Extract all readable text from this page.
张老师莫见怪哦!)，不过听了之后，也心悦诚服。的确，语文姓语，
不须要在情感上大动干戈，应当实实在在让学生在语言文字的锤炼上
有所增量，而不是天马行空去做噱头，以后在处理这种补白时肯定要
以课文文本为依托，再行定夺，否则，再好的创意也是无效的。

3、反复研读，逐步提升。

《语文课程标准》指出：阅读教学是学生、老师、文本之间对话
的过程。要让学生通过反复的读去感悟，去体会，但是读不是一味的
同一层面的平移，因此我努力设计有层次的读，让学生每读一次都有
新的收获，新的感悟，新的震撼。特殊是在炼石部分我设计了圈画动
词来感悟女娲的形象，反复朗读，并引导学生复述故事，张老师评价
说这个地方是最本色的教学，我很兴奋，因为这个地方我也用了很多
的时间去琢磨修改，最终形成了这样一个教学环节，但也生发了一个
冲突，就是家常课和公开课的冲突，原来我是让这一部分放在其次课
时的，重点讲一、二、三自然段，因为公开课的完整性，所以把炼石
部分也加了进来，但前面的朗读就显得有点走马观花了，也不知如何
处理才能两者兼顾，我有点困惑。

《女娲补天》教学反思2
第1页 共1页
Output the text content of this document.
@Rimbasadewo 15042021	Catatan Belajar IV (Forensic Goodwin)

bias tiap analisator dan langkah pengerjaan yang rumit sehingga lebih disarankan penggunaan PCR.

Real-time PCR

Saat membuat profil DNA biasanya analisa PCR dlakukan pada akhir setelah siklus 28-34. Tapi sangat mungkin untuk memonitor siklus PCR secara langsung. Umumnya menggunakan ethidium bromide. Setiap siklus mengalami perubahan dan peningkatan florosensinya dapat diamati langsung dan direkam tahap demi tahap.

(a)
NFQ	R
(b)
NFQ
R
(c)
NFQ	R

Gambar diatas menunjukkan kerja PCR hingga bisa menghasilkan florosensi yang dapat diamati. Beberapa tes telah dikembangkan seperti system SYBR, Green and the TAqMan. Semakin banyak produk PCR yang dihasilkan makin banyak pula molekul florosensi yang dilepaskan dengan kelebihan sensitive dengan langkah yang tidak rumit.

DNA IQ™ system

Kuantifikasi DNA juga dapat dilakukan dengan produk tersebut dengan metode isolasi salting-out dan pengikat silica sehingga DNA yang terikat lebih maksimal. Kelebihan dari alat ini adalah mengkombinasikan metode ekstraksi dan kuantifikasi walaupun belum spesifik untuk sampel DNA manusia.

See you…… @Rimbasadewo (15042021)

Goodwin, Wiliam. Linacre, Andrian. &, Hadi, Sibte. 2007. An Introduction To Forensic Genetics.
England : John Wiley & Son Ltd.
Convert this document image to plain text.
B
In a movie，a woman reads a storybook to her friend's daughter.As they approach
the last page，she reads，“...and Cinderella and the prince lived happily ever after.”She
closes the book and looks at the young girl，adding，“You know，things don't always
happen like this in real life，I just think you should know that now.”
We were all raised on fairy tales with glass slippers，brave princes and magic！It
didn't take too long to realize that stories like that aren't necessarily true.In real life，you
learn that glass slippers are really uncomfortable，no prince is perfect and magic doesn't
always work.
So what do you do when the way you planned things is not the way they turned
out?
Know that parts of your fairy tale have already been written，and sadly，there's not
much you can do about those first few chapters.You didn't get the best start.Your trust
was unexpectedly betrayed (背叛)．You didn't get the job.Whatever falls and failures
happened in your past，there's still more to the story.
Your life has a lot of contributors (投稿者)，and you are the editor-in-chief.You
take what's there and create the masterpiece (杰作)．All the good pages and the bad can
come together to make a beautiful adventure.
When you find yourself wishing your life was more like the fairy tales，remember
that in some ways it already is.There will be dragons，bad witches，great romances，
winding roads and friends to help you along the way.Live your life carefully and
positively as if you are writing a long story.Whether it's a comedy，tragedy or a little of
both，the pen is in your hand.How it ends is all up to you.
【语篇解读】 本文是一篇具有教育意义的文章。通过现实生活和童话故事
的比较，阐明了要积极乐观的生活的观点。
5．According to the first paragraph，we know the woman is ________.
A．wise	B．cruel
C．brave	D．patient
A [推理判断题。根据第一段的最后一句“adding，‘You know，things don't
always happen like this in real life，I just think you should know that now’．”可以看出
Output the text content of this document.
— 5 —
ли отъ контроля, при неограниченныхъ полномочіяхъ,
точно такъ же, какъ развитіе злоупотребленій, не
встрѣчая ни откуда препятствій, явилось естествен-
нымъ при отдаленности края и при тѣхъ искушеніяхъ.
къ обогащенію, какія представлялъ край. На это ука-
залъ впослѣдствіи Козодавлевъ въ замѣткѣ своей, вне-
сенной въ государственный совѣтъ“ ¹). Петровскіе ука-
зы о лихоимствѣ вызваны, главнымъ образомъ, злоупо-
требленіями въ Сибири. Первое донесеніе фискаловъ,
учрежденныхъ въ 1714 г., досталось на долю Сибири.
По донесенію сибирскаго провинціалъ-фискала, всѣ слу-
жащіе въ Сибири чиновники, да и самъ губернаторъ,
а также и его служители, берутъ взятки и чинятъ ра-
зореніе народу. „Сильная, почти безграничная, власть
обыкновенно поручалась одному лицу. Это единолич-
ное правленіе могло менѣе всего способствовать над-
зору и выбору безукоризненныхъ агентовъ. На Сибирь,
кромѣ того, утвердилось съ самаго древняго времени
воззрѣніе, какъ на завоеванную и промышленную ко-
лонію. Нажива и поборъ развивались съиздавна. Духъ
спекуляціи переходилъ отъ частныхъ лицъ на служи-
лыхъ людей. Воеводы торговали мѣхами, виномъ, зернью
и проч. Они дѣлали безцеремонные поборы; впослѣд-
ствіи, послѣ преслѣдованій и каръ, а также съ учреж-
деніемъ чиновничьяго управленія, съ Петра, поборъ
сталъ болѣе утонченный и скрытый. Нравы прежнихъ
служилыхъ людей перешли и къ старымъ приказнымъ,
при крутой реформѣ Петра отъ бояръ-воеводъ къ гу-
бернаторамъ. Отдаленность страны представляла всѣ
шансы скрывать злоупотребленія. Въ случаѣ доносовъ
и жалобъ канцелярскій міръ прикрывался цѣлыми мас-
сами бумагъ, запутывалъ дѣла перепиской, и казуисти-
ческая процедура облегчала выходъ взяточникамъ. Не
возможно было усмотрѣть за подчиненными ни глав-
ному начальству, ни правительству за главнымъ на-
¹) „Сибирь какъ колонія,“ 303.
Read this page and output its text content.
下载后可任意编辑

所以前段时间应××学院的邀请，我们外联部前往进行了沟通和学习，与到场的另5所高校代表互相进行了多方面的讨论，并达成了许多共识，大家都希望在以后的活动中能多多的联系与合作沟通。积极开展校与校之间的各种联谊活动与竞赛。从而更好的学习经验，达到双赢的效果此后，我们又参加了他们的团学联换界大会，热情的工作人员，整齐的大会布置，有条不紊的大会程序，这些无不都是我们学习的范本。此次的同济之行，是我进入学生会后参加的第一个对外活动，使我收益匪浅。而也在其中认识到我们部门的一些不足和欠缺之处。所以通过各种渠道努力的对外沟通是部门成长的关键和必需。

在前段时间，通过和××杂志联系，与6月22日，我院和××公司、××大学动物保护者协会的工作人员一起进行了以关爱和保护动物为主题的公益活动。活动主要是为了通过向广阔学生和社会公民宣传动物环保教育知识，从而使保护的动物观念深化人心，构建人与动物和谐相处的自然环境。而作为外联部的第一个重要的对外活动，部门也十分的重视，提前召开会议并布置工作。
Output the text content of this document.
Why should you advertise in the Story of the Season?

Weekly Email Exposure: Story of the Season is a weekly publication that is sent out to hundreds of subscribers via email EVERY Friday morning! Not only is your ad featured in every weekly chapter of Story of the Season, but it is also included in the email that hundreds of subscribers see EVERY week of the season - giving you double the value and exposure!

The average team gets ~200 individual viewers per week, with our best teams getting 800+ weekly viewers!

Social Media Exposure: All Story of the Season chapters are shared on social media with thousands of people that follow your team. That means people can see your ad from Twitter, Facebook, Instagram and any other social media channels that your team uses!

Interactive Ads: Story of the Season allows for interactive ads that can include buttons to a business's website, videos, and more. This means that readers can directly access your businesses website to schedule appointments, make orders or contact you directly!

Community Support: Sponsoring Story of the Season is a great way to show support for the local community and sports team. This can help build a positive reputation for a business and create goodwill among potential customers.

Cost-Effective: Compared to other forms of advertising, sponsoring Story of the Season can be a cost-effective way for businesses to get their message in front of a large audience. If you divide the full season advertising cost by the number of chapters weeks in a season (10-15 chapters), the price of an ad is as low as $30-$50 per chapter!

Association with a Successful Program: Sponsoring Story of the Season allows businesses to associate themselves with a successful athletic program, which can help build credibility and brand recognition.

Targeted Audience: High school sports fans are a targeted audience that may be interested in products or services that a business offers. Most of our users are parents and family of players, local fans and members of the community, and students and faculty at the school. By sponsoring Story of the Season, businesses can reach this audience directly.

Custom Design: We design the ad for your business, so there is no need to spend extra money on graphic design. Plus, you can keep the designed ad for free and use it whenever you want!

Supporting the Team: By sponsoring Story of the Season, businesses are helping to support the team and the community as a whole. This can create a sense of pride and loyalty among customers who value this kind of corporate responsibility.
****
◆ DIRECTIONS FOR THIS TASK: Select all lines in the listing that include the word "woman".

◆ TASK RESPONSE:
In a movie，a woman reads a storybook to her friend's daughter.As they approach
5．According to the first paragraph，we know the woman is ________.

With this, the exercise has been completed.